• STATED TASK:
Your task is to print all of the material verbatim.

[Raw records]
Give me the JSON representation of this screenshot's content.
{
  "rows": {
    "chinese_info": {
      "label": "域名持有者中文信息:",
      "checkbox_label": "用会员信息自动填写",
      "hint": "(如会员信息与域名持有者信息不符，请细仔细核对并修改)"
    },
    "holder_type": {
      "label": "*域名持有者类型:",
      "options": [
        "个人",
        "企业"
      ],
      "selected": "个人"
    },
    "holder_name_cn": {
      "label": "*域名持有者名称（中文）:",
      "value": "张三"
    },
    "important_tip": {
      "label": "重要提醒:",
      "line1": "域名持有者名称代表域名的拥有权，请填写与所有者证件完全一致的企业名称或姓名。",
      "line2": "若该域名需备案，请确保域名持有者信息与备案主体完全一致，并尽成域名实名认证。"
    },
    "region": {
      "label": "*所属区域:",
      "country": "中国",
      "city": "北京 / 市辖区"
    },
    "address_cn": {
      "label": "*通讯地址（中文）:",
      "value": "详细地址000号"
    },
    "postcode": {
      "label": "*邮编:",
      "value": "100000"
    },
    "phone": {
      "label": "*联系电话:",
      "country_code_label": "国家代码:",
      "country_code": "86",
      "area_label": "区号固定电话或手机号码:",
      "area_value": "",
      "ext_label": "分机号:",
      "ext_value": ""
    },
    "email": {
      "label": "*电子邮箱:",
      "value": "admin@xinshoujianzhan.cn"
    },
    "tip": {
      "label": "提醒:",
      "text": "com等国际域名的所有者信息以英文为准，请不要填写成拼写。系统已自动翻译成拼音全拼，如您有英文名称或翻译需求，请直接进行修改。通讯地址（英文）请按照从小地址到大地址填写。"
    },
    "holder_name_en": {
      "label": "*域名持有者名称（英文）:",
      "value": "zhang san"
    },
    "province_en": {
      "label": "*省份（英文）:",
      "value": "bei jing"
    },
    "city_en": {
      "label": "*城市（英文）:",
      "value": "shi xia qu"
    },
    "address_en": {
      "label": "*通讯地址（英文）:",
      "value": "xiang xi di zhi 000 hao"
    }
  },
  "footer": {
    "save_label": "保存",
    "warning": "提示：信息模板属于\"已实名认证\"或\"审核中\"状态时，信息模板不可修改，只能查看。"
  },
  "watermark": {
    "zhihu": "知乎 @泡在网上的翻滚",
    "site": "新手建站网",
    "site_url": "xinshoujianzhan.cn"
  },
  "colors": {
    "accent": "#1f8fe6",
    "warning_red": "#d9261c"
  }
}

• REPLY TO THE EXERCISE:
Give me the JSON representation of this screenshot's content.
{
  "rows": {
    "chinese_info": {
      "label": "域名持有者中文信息:",
      "checkbox_label": "用会员信息自动填写",
      "hint": "(如会员信息与域名持有者信息不符，请细仔细核对并修改)"
    },
    "holder_type": {
      "label": "*域名持有者类型:",
      "options": [
        "个人",
        "企业"
      ],
      "selected": "个人"
    },
    "holder_name_cn": {
      "label": "*域名持有者名称（中文）:",
      "value": "张三"
    },
    "important_tip": {
      "label": "重要提醒:",
      "line1": "域名持有者名称代表域名的拥有权，请填写与所有者证件完全一致的企业名称或姓名。",
      "line2": "若该域名需备案，请确保域名持有者信息与备案主体完全一致，并尽成域名实名认证。"
    },
    "region": {
      "label": "*所属区域:",
      "country": "中国",
      "city": "北京 / 市辖区"
    },
    "address_cn": {
      "label": "*通讯地址（中文）:",
      "value": "详细地址000号"
    },
    "postcode": {
      "label": "*邮编:",
      "value": "100000"
    },
    "phone": {
      "label": "*联系电话:",
      "country_code_label": "国家代码:",
      "country_code": "86",
      "area_label": "区号固定电话或手机号码:",
      "area_value": "",
      "ext_label": "分机号:",
      "ext_value": ""
    },
    "email": {
      "label": "*电子邮箱:",
      "value": "admin@xinshoujianzhan.cn"
    },
    "tip": {
      "label": "提醒:",
      "text": "com等国际域名的所有者信息以英文为准，请不要填写成拼写。系统已自动翻译成拼音全拼，如您有英文名称或翻译需求，请直接进行修改。通讯地址（英文）请按照从小地址到大地址填写。"
    },
    "holder_name_en": {
      "label": "*域名持有者名称（英文）:",
      "value": "zhang san"
    },
    "province_en": {
      "label": "*省份（英文）:",
      "value": "bei jing"
    },
    "city_en": {
      "label": "*城市（英文）:",
      "value": "shi xia qu"
    },
    "address_en": {
      "label": "*通讯地址（英文）:",
      "value": "xiang xi di zhi 000 hao"
    }
  },
  "footer": {
    "save_label": "保存",
    "warning": "提示：信息模板属于\"已实名认证\"或\"审核中\"状态时，信息模板不可修改，只能查看。"
  },
  "watermark": {
    "zhihu": "知乎 @泡在网上的翻滚",
    "site": "新手建站网",
    "site_url": "xinshoujianzhan.cn"
  },
  "colors": {
    "accent": "#1f8fe6",
    "warning_red": "#d9261c"
  }
}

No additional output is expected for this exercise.